Excerpts from a figure dataset:
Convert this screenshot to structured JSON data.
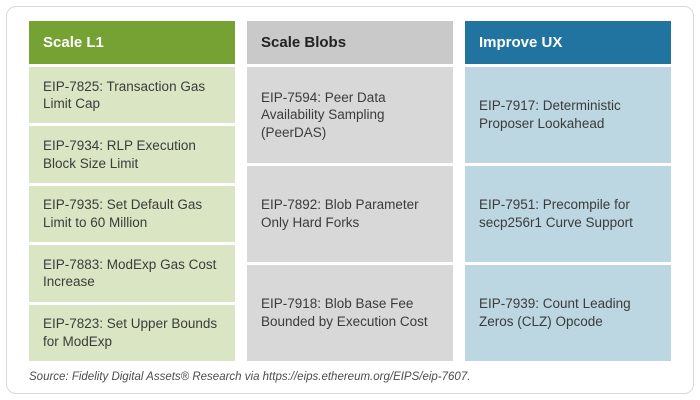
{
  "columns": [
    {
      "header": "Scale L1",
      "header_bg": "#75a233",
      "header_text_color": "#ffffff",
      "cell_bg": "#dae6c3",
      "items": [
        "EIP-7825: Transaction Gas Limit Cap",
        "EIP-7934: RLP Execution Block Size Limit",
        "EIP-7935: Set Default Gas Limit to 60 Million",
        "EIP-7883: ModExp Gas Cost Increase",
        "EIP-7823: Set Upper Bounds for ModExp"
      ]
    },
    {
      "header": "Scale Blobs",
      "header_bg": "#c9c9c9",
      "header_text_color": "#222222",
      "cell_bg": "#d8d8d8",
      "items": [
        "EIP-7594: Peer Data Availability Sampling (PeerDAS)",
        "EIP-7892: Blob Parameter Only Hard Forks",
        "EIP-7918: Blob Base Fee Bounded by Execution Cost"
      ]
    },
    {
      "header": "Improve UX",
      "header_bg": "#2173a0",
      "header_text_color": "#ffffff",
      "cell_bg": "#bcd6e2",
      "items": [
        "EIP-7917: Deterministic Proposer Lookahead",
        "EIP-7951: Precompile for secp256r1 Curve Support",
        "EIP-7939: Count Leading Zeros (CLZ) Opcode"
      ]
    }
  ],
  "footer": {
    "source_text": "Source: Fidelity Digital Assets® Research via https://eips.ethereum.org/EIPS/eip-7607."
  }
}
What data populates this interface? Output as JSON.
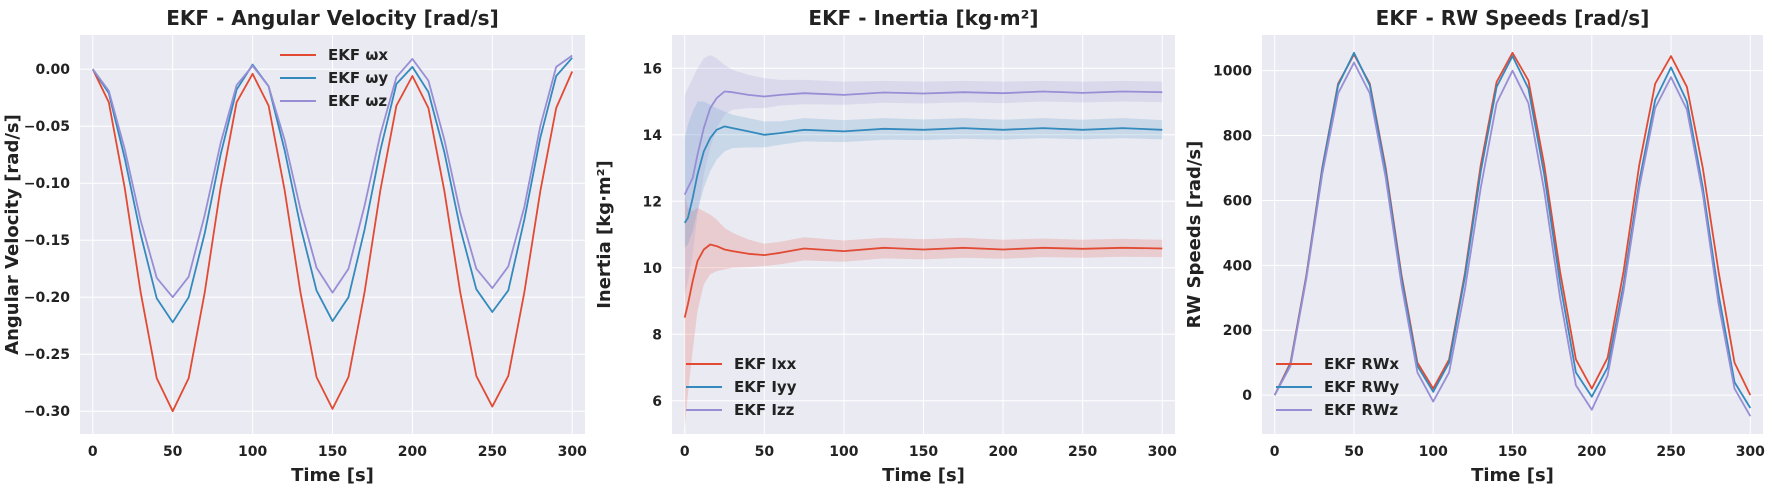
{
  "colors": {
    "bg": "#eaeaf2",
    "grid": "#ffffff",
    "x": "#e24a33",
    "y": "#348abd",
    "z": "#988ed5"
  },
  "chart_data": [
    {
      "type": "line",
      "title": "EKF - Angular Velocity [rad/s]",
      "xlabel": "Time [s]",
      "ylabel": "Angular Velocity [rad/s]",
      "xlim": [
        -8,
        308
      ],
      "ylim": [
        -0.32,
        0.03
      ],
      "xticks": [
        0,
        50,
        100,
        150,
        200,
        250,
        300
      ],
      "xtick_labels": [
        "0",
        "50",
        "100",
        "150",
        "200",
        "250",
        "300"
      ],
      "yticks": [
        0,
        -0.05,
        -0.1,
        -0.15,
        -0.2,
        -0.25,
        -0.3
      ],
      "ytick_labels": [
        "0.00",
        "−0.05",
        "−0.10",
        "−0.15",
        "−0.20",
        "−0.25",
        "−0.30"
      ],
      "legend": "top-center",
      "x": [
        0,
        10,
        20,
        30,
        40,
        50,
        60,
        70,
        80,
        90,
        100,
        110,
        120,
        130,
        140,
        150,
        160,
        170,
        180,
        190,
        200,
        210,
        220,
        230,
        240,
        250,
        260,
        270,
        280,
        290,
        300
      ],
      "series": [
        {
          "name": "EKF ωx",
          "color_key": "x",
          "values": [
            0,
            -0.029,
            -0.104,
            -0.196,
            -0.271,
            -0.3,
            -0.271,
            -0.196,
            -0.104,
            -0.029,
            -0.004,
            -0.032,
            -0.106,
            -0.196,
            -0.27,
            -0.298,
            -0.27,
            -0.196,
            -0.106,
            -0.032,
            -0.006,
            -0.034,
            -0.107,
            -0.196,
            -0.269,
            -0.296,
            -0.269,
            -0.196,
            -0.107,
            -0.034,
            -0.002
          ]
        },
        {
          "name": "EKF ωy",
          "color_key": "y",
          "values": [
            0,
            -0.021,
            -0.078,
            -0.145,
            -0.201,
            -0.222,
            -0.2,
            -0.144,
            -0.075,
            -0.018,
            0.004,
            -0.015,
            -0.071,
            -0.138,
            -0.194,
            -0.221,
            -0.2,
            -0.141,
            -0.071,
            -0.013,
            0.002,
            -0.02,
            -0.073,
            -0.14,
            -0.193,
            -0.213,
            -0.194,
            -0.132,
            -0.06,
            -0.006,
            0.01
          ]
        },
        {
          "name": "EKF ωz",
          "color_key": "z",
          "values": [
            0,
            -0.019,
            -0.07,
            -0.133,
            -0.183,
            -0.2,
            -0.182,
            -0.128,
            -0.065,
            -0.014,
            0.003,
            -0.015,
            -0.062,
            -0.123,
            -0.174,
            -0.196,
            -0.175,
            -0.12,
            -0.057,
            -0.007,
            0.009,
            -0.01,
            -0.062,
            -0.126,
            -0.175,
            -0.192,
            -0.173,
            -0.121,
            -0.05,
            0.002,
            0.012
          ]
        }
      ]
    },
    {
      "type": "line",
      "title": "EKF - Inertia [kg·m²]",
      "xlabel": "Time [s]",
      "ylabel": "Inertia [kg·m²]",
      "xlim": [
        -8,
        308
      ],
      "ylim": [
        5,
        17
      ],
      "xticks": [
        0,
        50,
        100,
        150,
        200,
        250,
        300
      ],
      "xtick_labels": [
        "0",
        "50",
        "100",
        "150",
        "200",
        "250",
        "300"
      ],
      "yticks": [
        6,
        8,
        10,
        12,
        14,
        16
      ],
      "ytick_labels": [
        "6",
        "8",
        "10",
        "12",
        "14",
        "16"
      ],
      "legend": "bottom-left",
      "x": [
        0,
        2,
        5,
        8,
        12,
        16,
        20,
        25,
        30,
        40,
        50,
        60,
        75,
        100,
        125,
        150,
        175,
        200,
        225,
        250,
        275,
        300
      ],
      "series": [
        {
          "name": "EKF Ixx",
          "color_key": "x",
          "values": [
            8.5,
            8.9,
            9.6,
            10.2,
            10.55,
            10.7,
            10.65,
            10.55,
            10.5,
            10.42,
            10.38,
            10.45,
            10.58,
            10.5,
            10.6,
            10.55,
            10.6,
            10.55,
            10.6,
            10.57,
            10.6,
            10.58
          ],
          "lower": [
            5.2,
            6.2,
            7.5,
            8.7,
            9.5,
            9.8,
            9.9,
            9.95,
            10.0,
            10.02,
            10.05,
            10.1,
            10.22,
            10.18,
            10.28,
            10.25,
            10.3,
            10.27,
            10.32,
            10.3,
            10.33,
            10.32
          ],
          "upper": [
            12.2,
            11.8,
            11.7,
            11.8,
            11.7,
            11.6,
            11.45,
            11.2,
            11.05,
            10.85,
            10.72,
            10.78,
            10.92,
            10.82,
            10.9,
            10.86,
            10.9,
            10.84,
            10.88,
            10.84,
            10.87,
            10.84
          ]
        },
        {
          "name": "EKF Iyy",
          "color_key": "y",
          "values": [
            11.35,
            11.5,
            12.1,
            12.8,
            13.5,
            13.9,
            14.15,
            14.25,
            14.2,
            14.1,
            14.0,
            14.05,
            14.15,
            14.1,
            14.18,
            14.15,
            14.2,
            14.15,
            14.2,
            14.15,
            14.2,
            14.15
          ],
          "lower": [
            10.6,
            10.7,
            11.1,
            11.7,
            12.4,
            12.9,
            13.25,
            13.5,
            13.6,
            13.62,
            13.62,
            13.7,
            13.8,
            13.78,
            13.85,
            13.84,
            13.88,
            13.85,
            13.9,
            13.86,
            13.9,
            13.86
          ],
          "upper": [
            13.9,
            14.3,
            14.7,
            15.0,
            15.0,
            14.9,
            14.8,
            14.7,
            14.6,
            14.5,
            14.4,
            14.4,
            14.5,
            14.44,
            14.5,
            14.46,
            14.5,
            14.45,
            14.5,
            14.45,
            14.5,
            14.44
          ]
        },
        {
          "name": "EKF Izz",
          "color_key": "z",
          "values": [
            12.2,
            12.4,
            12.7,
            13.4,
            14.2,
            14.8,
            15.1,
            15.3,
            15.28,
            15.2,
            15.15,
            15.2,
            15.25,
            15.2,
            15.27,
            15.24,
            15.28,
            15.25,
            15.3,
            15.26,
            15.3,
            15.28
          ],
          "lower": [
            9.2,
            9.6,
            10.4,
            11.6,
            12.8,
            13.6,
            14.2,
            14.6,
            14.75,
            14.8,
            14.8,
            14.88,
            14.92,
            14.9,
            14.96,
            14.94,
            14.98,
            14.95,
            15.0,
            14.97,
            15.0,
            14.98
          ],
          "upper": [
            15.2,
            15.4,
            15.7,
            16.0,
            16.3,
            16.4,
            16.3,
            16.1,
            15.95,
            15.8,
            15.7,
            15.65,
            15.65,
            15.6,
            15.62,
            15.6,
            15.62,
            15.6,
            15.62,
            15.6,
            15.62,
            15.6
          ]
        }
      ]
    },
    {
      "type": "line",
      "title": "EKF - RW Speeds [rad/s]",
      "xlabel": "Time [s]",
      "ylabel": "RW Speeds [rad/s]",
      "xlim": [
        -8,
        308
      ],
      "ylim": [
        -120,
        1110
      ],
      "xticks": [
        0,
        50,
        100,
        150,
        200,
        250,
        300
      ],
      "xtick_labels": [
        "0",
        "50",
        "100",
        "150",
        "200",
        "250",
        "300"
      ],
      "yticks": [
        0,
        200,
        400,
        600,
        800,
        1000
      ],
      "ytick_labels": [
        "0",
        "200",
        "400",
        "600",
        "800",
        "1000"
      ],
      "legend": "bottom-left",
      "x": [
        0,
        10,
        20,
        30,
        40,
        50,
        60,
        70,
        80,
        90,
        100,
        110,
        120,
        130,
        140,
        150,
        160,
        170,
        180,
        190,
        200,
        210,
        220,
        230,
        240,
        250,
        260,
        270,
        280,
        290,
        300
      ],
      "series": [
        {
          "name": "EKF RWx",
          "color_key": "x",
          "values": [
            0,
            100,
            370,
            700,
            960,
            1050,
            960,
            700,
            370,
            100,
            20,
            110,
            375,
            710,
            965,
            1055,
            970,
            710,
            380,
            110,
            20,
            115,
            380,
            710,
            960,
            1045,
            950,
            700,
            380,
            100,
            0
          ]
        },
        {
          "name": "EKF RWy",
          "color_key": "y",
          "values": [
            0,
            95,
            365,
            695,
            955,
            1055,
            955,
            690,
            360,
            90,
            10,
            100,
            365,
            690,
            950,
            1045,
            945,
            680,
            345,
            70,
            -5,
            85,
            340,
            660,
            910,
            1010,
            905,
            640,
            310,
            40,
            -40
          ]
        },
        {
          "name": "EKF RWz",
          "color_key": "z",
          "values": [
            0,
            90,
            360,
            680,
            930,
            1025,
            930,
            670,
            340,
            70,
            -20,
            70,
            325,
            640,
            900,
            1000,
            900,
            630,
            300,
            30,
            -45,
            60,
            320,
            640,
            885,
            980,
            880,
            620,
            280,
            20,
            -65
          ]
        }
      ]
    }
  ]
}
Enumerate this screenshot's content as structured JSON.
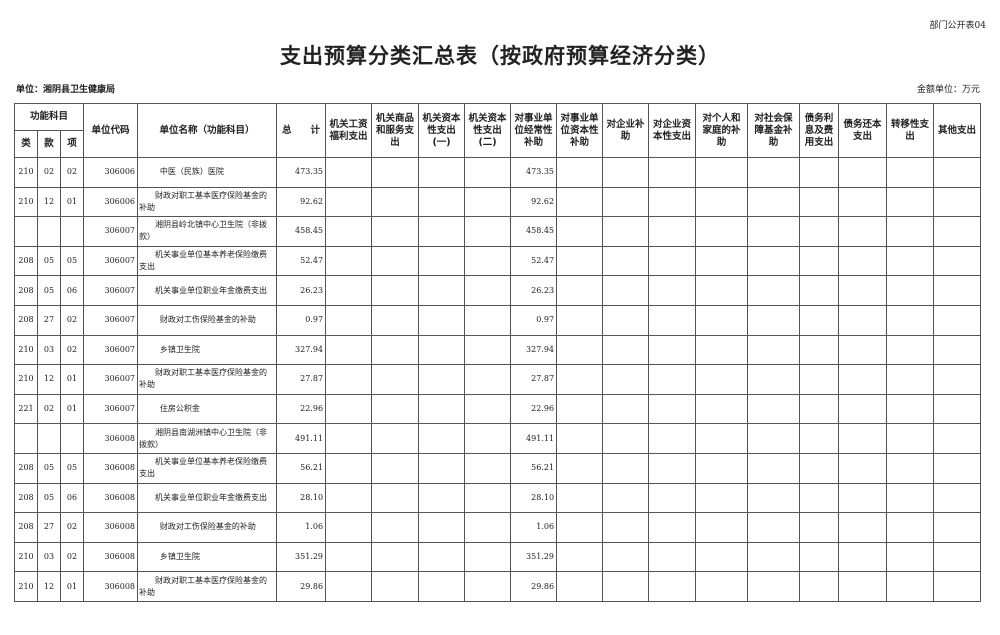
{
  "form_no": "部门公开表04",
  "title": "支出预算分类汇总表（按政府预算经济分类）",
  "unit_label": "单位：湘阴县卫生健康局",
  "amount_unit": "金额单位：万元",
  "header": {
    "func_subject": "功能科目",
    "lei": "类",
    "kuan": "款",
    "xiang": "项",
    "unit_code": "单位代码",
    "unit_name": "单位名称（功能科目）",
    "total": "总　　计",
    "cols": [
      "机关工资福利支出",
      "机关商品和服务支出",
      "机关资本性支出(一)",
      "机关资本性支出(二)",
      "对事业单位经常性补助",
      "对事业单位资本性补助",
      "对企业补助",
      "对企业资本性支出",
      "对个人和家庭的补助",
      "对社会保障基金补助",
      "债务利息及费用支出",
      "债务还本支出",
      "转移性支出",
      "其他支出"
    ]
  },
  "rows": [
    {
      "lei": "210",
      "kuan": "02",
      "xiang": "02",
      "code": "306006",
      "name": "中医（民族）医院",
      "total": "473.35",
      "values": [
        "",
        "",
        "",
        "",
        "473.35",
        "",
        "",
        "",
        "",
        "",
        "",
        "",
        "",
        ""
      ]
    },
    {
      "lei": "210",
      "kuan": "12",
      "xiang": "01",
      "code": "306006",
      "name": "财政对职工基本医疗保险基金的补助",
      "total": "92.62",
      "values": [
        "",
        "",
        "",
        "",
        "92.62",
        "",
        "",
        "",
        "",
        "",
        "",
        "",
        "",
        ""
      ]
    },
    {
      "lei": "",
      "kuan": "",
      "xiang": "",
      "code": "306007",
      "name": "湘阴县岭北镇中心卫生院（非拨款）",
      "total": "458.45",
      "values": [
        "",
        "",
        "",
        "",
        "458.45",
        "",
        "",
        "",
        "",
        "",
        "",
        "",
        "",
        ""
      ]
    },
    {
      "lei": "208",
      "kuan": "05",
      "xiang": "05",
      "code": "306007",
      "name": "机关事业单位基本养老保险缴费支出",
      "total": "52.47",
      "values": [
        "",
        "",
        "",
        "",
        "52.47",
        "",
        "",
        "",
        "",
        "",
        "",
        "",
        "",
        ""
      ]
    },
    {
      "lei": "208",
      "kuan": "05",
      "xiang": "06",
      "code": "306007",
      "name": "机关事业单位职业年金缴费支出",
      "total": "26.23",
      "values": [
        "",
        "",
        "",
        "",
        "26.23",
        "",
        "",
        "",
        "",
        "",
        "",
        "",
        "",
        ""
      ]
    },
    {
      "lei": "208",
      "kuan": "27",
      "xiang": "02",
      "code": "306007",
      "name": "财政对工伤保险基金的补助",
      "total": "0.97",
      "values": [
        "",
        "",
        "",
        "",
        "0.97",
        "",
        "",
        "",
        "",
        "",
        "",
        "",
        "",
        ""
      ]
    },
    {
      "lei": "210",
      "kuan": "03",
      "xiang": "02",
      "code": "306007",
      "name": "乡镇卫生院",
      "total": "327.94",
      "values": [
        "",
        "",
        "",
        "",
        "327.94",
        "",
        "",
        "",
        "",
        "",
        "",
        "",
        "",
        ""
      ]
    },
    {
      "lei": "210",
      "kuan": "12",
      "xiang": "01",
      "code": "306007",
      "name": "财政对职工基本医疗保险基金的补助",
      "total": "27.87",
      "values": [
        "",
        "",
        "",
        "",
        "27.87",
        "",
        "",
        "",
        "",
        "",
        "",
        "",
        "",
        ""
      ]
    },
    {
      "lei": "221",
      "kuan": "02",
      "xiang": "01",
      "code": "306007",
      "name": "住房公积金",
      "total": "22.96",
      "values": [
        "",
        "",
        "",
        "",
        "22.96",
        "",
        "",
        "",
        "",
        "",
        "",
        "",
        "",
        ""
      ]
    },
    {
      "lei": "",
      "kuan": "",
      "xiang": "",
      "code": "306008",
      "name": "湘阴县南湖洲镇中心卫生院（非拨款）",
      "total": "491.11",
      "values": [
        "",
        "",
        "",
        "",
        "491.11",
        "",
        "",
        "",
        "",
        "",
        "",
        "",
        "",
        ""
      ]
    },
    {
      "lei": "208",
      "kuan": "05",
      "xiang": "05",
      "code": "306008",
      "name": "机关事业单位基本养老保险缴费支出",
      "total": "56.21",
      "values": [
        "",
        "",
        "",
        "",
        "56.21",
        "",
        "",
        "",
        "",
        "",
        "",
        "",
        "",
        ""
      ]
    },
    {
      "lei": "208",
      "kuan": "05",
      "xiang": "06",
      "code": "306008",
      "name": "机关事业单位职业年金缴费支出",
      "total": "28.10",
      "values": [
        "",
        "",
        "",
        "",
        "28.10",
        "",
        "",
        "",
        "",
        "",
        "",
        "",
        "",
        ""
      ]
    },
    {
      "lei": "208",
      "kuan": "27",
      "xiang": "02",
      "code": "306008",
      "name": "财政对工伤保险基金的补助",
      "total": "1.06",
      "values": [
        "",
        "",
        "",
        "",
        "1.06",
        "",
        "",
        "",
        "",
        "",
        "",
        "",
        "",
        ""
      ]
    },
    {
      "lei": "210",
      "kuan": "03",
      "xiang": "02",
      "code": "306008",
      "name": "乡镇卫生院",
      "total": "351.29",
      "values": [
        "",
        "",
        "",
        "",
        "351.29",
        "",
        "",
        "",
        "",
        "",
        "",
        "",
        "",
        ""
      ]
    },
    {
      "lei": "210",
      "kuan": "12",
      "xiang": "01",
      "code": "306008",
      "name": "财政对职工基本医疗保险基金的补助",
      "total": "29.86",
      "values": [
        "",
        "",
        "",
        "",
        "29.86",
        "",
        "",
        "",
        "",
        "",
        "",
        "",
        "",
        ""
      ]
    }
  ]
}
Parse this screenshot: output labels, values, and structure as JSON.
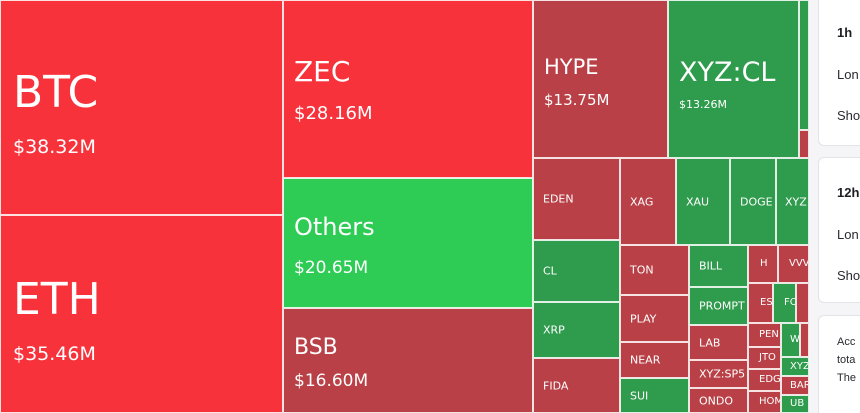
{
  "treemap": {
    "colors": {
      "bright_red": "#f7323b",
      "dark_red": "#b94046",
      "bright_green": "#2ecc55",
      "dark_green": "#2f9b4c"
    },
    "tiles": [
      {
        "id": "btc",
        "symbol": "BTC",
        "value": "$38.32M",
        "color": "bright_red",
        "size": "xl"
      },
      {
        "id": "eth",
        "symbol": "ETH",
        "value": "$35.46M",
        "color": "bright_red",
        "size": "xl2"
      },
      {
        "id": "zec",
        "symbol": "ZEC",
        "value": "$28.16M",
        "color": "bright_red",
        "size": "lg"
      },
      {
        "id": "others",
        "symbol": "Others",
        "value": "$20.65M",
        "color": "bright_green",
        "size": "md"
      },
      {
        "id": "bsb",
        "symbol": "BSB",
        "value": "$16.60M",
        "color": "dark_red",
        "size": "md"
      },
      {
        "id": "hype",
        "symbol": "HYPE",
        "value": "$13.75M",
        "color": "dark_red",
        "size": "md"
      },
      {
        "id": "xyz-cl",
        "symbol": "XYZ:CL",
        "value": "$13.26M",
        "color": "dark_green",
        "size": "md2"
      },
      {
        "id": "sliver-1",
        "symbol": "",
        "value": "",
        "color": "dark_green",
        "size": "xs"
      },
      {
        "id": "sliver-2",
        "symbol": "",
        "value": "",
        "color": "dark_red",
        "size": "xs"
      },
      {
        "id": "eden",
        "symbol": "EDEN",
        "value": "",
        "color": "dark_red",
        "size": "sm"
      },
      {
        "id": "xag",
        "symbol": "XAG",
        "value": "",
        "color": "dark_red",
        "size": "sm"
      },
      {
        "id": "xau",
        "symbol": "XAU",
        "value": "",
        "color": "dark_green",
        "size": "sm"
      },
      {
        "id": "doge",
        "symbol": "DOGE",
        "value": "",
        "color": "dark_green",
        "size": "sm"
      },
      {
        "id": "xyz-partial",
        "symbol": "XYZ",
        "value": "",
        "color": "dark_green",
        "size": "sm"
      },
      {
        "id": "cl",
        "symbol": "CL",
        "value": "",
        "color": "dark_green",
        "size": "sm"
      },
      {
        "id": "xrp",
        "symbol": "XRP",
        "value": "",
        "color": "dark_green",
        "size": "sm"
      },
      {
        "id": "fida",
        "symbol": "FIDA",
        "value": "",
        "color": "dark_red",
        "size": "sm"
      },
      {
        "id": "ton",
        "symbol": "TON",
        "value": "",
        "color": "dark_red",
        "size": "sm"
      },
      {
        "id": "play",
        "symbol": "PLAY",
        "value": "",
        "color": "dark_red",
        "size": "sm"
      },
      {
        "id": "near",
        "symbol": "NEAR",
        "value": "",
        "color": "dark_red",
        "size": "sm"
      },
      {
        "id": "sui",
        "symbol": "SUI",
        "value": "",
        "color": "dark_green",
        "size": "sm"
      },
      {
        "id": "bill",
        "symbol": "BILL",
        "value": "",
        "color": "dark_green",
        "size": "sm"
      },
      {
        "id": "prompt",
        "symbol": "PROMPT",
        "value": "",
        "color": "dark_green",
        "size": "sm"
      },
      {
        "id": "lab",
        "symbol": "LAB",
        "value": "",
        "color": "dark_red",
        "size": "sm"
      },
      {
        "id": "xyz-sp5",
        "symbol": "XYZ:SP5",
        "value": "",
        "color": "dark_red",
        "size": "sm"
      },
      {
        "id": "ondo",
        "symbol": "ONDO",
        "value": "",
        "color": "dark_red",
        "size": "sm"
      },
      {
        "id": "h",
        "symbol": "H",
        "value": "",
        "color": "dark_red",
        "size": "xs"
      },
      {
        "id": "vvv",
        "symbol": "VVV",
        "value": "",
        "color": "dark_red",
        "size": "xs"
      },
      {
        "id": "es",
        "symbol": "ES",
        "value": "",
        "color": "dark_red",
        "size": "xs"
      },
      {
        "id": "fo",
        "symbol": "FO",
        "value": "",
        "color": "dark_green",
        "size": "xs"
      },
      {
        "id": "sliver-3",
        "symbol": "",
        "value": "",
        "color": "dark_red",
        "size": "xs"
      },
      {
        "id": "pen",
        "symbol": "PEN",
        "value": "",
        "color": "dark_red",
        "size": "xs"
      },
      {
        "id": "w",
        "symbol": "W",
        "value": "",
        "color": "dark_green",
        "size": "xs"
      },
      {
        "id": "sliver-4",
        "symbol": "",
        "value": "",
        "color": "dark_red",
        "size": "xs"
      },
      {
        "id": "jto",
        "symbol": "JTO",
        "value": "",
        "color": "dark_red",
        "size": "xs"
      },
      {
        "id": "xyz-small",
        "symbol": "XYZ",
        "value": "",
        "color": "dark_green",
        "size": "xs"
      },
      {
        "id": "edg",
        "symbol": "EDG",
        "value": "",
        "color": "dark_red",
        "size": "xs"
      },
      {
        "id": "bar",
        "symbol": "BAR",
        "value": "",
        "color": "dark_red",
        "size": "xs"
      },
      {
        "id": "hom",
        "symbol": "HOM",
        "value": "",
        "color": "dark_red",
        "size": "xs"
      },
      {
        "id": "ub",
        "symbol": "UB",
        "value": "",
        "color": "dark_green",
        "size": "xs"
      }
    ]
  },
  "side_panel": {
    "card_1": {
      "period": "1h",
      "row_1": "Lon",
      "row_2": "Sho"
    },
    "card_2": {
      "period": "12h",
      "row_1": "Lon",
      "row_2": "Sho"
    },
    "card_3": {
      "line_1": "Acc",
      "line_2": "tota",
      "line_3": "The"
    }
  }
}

▶ [JOB] Point out every line holding the string "功能科目" and copy it.

▶ [SOLUTION FOR THIS PROBLEM]
    "func_subject": "功能科目",
    "unit_name": "单位名称（功能科目）",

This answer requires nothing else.